* _Fragmento de lectura_:

Enseguida el camino se bifurca en la ascensión. Cualquier dirección es buena. Yo suelo encarar la que apunta hacia la derecha, en dirección sureste. Me enfrenta con los inmensos castañares que le ponen frente y espejo a estos pinares, y con la alta sierra, escalón que precede a nuestros cielos. Cuando el bosque se abre y se hace ladera empinada y calva, se dejan ver los efectos del último incendio que desbrozó y aniquiló esta ladera que se desploma en el río. Pero la naturaleza ha seguido su curso y rápidamente ha renovado su suelo y ha dejado crecer apuntes de nuevos pinos, de espinos y de robles que se alzan pequeñitos a la vida, entre altísimos juncos y algún que otro zarzal. Nada puede contra la energía y el curso de la naturaleza, ni la mano del hombre. No entiendo, sin embargo, por qué no ha llegado hasta la ladera ningún intento de repoblación forestal.
La cuesta es muy suave y enseguida se llega hasta el rellano que da paso al estanque de las aguas, tan escondido e integrado entre los pinos y al borde del camino. Su fuente invita, como todas, a templar cualquier sed del caminante y vierte sus sobras en una diminuta regadera rumorosa que se adentra en un prado y se pierde entre las hierbas.
Por allí el camino se allana y apenas cuesta dar vuelta a los pinares y observar cómo se escalonan los árboles. El suelo aquí no es rico pues los pinos lo agotan con sus restos que ponen ácida la tierra. Pero, entre sus hojas secas, se abren paso nuevos brotes de pinos al lado de los helechos y de los retoños de castaño, seguramente el árbol originario de estos parajes. A la altura de los helechos y de los brotes de castaño, se asoman algunos espinos y zarzales, pero nunca densos ni dominantes.
El tercer escalón lo ocupan los castaños crecidos, que buscan su supervivencia entre los altos pinos. No son muchos pero buscan la luz y el cielo constantemente y para ellos son los rayos que dejan pasar las ramas de los pinos. El último piso, elevado y majestuoso, es el de las copas de los pinos. Su cuidado, sus podas y su edad los han convertido en los reyes del paraje. Sus hojas perennes pero eternamente renovadas contrastan con el azul del cielo y luchan por quedarse con toda la luz que llega desde lo alto. La Cascada, la Fuente de la Hoja no son más que remansos sonoros en los que detenerse para templar la fuerza del camino, para dejar sudores en verano o para armonizar sonidos en cualquier estación.

* _Actividades propuestas_:
(A) Responde a estas preguntas sobre el fragmento sobre el pinar:
(i) ¿Hacia dónde apunta el ramal del camino que suele tomar quien narra?
(ii) ¿Qué pone ácida la tierra?
(iii) ¿Qué árbol se señala como seguramente el originario de estos parajes?
(B) Enumera todas las plantas que, según el fragmento sobre el pinar, crecen en la ladera tras el último incendio.
(C) Retoma el fragmento sobre el pinar y continúalo a partir de su última oración.
Este material no guarda ninguna relación con el fragmento sobre el pinar.

Entradas tomadas de una colección:
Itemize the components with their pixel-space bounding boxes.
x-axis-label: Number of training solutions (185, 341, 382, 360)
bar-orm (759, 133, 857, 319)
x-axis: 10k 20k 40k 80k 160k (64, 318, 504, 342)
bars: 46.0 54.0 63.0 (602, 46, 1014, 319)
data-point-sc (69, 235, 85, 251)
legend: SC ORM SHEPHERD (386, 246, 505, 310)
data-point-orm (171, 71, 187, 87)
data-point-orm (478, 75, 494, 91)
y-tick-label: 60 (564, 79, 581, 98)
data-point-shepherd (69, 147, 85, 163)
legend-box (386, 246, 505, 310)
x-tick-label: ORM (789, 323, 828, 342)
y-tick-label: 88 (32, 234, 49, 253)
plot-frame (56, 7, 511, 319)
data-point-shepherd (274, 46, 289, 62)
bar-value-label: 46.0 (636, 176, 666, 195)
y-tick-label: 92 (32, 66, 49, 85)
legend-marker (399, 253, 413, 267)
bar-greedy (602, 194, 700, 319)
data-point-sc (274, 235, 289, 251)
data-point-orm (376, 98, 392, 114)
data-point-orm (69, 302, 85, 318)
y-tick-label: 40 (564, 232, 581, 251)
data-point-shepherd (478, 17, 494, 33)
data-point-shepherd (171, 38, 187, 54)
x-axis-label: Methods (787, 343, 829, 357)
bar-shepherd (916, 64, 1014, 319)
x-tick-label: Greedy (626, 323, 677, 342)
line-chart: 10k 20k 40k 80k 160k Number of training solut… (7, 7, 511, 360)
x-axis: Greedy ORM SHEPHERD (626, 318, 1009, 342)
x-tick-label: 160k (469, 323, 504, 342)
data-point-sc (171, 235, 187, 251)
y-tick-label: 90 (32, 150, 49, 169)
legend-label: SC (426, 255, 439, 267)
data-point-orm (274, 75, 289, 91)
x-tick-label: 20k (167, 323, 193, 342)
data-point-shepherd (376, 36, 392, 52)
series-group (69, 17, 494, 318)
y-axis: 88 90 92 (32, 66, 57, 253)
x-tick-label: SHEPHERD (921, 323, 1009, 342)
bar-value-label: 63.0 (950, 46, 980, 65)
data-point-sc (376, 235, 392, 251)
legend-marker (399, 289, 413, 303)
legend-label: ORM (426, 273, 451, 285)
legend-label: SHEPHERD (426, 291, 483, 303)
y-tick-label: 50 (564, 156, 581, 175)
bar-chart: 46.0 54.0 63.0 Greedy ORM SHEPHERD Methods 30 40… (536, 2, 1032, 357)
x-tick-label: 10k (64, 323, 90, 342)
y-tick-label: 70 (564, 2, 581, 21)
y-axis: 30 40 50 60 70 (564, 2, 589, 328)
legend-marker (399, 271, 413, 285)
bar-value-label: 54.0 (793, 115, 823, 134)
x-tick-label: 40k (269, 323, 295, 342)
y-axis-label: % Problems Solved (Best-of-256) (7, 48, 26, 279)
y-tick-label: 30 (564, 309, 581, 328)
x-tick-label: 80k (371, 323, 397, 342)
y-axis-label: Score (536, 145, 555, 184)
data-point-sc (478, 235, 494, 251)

* _Solucionario_:
(A)
(i) Hacia la derecha, en dirección sureste.
(ii) Los restos de los pinos.
(iii) El castaño.

(B) Nuevos pinos, espinos, robles, juncos y algún zarzal.

(C)
Al lado sigue el Bosque, con sus paredes altas, con su historia dorada, con sus arreglos eternos, con su robledal tupido, con sus paseos mullidos… Se hermanan el Bosque y los Pinos con ese camino pedregoso y sombrío que el caminante de los Pinos recorre sin tiempo y sin espacio.
Los Pinos siempre dan la temperatura generosa del escaso frío y de calores rebajados. Por eso todo el año invitan a ser paseados, a gozar de sus brisas y de sus aromas y a detenerse a beber de sus fuentes mientras se escucha el sonido de cualquier pájaro que se ha perdido contemplando desde lo alto la belleza del paraje.
Suelo volver por la parte baja de la ladera que se acerca al río, aunque este no se deja ver hasta muy cerca del puente. No se deja ver pero sí oír en sus ecos y en su carrera hacia sus oficios y hacia su mar. Esta última parte ampara diversas variedades de pinos y de árboles más propios de las riberas y del rumor de las aguas.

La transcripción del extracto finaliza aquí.